Learning to love garbage
Wherever there is garbage , there's graffiti too, it seems. Last week, while strolling down one of the main commercial thoroughfares of the city, St-Denis street, I saw the "decorative defacement" on walls and on store-fronts. As well, I counted 10 trash bags piled up one on top of the other in a kind of a post-modern in situ
dump heap, which reminded me of a grotesque version of installation art. As the weather warms , this waste is bound to give off a pungent putrid odor soon. The only time, I saw so much rubbish before, rotting under the searing sun, was in the down town core sector of Mexico city, near the main office of a newspaper I used to write for back then. It was a bit surprising for me, to see so much trash in a city the size of Montreal, which is dwarfed by a much bigger and more populous megalopolis such as the Mexican capital. Especially in he wake of the H1N1 hysteria . Isn't piles of trash decomposing on the street corner next to an eatery, a serious public health hazard? Is it only me? Or has anybody else noticed this urban scourge?

■ Given problem A
Answer these about the post on garbage:
(i) How many trash bags did the writer count piled up?
(ii) Which street was the writer walking down?
(iii) In what city had the writer seen this much rubbish before?
The text and the listing have nothing to do with each other.

■ Given entries
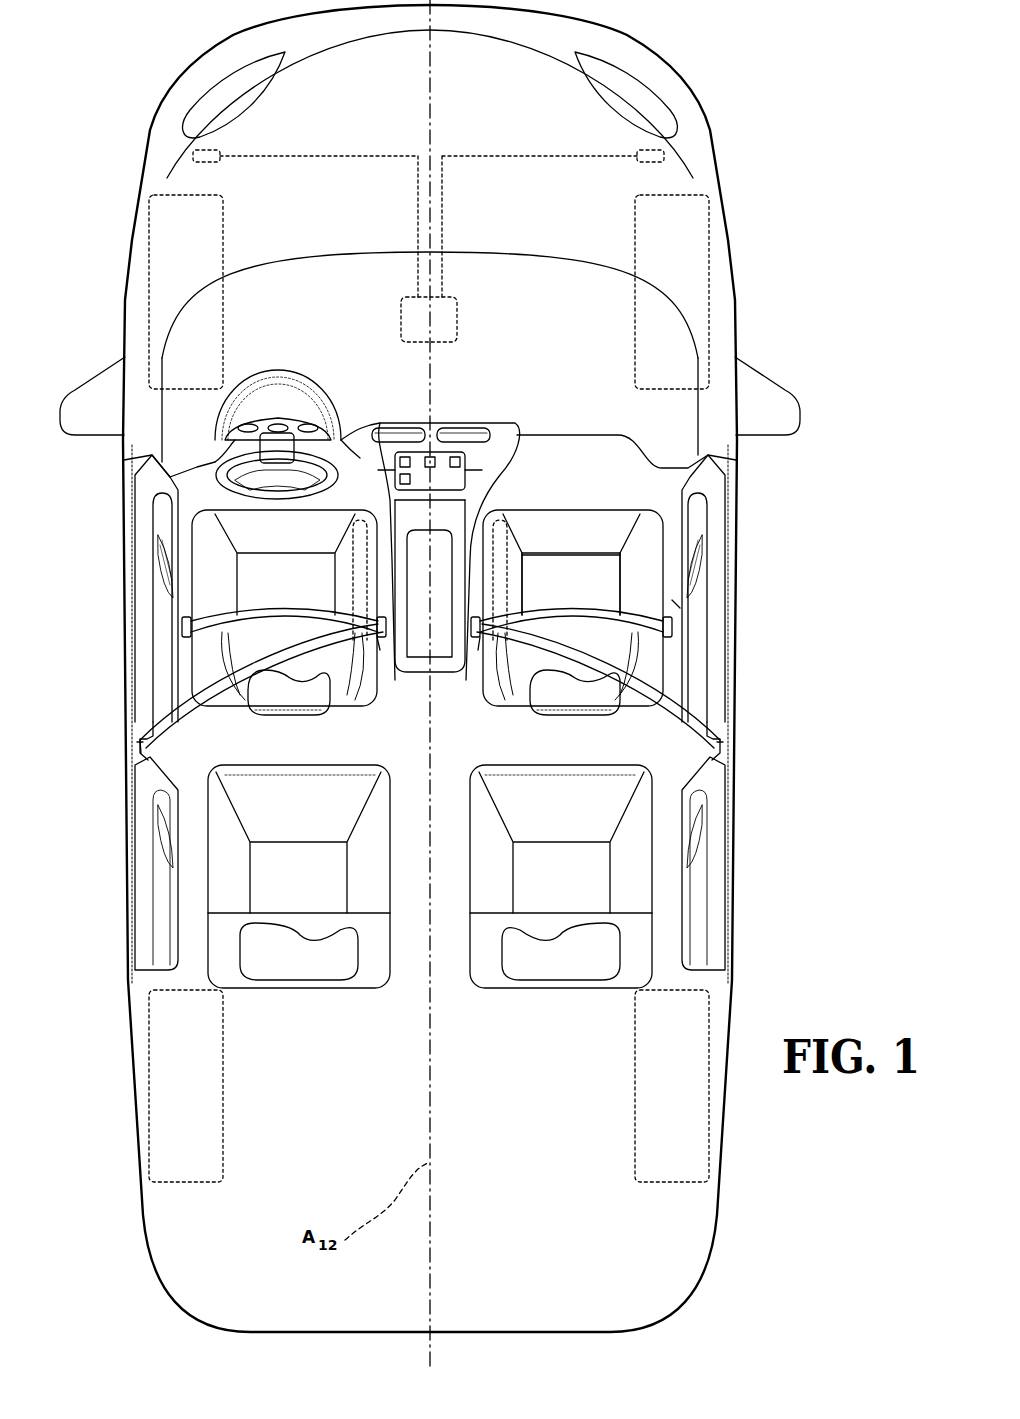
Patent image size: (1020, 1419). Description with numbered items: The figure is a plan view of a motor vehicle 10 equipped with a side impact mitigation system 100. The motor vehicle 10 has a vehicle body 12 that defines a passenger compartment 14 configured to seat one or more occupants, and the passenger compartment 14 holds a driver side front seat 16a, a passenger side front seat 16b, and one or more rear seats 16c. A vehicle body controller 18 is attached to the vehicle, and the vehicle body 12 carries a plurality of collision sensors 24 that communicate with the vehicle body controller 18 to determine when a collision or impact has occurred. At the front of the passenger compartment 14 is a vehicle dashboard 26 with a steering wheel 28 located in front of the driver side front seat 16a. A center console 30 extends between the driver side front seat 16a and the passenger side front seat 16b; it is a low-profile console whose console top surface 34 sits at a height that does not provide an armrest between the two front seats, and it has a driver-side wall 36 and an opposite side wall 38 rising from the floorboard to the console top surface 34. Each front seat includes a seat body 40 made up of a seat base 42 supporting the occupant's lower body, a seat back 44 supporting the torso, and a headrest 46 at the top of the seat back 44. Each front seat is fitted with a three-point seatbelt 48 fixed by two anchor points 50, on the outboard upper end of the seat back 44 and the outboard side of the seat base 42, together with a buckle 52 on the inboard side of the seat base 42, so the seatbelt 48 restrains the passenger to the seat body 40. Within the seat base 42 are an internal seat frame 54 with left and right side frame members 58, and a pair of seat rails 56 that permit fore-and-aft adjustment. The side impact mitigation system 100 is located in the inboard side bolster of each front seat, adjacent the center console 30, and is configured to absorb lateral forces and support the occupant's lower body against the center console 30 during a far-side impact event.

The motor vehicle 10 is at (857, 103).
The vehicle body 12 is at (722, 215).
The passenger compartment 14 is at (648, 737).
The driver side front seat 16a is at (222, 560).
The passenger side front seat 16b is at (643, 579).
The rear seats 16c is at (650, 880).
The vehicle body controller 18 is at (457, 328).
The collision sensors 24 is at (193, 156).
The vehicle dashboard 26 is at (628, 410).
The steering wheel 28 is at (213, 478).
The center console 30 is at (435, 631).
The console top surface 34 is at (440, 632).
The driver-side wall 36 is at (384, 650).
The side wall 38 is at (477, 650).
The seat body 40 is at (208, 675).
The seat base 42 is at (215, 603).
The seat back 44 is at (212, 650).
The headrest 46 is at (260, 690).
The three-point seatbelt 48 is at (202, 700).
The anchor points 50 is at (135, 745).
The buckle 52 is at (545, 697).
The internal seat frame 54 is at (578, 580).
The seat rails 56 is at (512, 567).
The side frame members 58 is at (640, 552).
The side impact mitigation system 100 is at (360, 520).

■ Given problem B
Render the part of the listing that runs from its start through the line containing "The motor vehicle 10 is at (857, 103)." as a JSON list of strings, one string per line, skipping blank lines and leaving out the pictures.

■ Answer A
(i) 10
(ii) St-Denis street
(iii) Mexico City

■ Answer B
[
  "Patent image size: (1020, 1419). Description with numbered items: The figure is a plan view of a motor vehicle 10 equipped with a side impact mitigation system 100. The motor vehicle 10 has a vehicle body 12 that defines a passenger compartment 14 configured to seat one or more occupants, and the passenger compartment 14 holds a driver side front seat 16a, a passenger side front seat 16b, and one or more rear seats 16c. A vehicle body controller 18 is attached to the vehicle, and the vehicle body 12 carries a plurality of collision sensors 24 that communicate with the vehicle body controller 18 to determine when a collision or impact has occurred. At the front of the passenger compartment 14 is a vehicle dashboard 26 with a steering wheel 28 located in front of the driver side front seat 16a. A center console 30 extends between the driver side front seat 16a and the passenger side front seat 16b; it is a low-profile console whose console top surface 34 sits at a height that does not provide an armrest between the two front seats, and it has a driver-side wall 36 and an opposite side wall 38 rising from the floorboard to the console top surface 34. Each front seat includes a seat body 40 made up of a seat base 42 supporting the occupant's lower body, a seat back 44 supporting the torso, and a headrest 46 at the top of the seat back 44. Each front seat is fitted with a three-point seatbelt 48 fixed by two anchor points 50, on the outboard upper end of the seat back 44 and the outboard side of the seat base 42, together with a buckle 52 on the inboard side of the seat base 42, so the seatbelt 48 restrains the passenger to the seat body 40. Within the seat base 42 are an internal seat frame 54 with left and right side frame members 58, and a pair of seat rails 56 that permit fore-and-aft adjustment. The side impact mitigation system 100 is located in the inboard side bolster of each front seat, adjacent the center console 30, and is configured to absorb lateral forces and support the occupant's lower body against the center console 30 during a far-side impact event.",
  "The motor vehicle 10 is at (857, 103)."
]